> Given instruction:
In the listing below, pick out lines with "инвестиционного".
— Start Provided entries —
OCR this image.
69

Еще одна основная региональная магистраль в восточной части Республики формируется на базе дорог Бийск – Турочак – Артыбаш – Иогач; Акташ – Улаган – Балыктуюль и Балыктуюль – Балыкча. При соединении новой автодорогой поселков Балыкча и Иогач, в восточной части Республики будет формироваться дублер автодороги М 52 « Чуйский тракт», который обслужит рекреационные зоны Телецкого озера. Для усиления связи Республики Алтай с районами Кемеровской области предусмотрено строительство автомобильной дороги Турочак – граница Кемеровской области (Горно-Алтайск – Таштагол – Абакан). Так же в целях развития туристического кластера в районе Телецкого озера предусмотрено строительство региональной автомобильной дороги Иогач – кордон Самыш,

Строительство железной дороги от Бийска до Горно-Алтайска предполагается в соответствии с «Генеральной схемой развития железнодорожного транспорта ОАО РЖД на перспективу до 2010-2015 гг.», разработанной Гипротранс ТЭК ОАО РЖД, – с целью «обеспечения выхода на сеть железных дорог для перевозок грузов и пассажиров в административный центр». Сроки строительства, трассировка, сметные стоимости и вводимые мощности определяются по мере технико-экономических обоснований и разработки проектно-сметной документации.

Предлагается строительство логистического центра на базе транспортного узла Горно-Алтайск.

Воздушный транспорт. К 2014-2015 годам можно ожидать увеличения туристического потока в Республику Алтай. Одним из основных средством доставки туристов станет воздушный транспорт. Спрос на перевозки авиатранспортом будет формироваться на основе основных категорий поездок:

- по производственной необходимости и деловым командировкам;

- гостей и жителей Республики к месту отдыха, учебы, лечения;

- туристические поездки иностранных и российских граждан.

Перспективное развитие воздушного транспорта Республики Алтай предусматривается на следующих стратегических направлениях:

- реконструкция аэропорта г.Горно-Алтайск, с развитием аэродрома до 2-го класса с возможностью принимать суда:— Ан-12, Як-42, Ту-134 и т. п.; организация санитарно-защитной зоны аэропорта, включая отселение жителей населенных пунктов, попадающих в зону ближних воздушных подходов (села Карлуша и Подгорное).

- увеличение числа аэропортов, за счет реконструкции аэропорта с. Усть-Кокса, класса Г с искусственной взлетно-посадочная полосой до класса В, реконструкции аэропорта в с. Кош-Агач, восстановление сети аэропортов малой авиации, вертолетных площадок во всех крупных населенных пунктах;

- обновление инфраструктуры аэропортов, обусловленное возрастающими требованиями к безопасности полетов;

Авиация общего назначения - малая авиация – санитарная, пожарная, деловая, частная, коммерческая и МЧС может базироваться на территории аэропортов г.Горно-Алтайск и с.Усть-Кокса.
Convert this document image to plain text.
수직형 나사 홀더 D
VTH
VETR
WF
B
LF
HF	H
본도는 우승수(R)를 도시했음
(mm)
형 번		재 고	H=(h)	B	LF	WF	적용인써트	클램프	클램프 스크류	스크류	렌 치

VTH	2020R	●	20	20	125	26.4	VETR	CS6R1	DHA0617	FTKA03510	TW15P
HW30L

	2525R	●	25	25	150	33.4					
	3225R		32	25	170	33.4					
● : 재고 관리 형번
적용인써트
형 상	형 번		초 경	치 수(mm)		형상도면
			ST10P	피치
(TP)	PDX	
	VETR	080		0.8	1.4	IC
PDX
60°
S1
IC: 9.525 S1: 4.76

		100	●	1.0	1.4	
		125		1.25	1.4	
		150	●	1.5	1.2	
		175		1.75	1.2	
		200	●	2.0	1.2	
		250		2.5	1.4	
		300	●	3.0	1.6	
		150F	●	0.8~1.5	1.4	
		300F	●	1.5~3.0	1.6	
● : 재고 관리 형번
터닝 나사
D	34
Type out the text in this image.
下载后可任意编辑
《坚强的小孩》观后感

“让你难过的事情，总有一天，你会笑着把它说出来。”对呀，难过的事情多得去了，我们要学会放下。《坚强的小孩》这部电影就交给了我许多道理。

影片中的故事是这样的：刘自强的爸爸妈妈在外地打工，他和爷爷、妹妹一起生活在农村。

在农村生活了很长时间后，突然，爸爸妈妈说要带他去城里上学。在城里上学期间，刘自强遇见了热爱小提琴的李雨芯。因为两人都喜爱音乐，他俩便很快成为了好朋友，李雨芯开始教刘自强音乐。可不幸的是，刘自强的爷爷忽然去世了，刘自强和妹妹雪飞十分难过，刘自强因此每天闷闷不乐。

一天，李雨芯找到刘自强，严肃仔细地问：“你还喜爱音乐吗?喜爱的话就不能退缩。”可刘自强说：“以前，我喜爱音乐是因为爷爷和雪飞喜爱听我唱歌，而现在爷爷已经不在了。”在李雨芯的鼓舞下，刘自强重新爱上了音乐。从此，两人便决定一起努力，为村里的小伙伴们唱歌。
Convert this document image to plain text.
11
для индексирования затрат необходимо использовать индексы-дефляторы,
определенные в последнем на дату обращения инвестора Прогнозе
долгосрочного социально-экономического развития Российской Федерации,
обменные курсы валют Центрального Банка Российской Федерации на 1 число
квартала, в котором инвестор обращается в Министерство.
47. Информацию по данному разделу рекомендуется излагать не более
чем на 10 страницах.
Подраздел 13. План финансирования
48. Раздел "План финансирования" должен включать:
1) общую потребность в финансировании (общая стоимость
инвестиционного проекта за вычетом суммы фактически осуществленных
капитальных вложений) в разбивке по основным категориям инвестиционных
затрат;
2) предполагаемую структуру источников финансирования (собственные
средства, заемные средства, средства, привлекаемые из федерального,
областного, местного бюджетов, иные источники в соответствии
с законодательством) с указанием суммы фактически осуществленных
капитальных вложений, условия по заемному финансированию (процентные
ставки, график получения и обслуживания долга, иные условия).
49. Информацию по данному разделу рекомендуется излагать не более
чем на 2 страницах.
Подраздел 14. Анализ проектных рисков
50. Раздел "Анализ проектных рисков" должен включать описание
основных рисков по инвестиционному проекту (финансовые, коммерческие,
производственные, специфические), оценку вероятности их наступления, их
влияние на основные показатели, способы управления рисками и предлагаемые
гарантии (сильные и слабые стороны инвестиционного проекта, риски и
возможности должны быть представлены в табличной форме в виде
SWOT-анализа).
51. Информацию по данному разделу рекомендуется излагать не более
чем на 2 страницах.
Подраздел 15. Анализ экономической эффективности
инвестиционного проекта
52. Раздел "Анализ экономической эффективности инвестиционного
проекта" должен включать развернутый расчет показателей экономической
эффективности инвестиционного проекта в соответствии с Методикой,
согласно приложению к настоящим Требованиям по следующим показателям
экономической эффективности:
— End Provided entries —
> Complete output:
инвестиционного проекта за вычетом суммы фактически осуществленных
гарантии (сильные и слабые стороны инвестиционного проекта, риски и
инвестиционного проекта
52. Раздел "Анализ экономической эффективности инвестиционного
эффективности инвестиционного проекта в соответствии с Методикой,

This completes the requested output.